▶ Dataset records
------
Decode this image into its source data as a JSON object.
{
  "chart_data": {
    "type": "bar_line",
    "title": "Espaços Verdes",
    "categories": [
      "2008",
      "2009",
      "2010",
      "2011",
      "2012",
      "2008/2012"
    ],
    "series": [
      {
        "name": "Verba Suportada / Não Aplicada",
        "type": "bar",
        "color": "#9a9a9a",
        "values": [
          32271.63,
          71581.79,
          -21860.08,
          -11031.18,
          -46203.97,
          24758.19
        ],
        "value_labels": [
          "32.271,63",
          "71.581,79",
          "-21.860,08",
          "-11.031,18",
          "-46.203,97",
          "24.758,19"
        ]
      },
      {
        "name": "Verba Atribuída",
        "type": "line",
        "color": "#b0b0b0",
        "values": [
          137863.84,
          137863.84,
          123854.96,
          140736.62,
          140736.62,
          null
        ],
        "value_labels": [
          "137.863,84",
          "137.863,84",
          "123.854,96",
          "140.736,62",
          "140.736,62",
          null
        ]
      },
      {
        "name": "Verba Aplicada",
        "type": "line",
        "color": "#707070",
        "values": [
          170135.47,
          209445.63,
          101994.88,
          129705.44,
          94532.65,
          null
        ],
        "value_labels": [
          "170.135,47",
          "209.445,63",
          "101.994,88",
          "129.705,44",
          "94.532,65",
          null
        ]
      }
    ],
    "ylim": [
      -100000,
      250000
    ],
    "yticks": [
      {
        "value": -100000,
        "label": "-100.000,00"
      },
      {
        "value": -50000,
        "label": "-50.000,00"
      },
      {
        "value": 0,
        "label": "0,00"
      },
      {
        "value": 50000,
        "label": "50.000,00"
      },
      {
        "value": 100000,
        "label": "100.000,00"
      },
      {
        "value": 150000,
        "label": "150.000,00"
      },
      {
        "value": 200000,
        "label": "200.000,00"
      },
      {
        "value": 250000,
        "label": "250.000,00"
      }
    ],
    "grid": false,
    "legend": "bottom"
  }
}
------
▶ WRITTEN TASK
Retype the material in full. Each word must match.

▶ SOLUTION
Decode this image into its source data as a JSON object.
{
  "chart_data": {
    "type": "bar_line",
    "title": "Espaços Verdes",
    "categories": [
      "2008",
      "2009",
      "2010",
      "2011",
      "2012",
      "2008/2012"
    ],
    "series": [
      {
        "name": "Verba Suportada / Não Aplicada",
        "type": "bar",
        "color": "#9a9a9a",
        "values": [
          32271.63,
          71581.79,
          -21860.08,
          -11031.18,
          -46203.97,
          24758.19
        ],
        "value_labels": [
          "32.271,63",
          "71.581,79",
          "-21.860,08",
          "-11.031,18",
          "-46.203,97",
          "24.758,19"
        ]
      },
      {
        "name": "Verba Atribuída",
        "type": "line",
        "color": "#b0b0b0",
        "values": [
          137863.84,
          137863.84,
          123854.96,
          140736.62,
          140736.62,
          null
        ],
        "value_labels": [
          "137.863,84",
          "137.863,84",
          "123.854,96",
          "140.736,62",
          "140.736,62",
          null
        ]
      },
      {
        "name": "Verba Aplicada",
        "type": "line",
        "color": "#707070",
        "values": [
          170135.47,
          209445.63,
          101994.88,
          129705.44,
          94532.65,
          null
        ],
        "value_labels": [
          "170.135,47",
          "209.445,63",
          "101.994,88",
          "129.705,44",
          "94.532,65",
          null
        ]
      }
    ],
    "ylim": [
      -100000,
      250000
    ],
    "yticks": [
      {
        "value": -100000,
        "label": "-100.000,00"
      },
      {
        "value": -50000,
        "label": "-50.000,00"
      },
      {
        "value": 0,
        "label": "0,00"
      },
      {
        "value": 50000,
        "label": "50.000,00"
      },
      {
        "value": 100000,
        "label": "100.000,00"
      },
      {
        "value": 150000,
        "label": "150.000,00"
      },
      {
        "value": 200000,
        "label": "200.000,00"
      },
      {
        "value": 250000,
        "label": "250.000,00"
      }
    ],
    "grid": false,
    "legend": "bottom"
  }
}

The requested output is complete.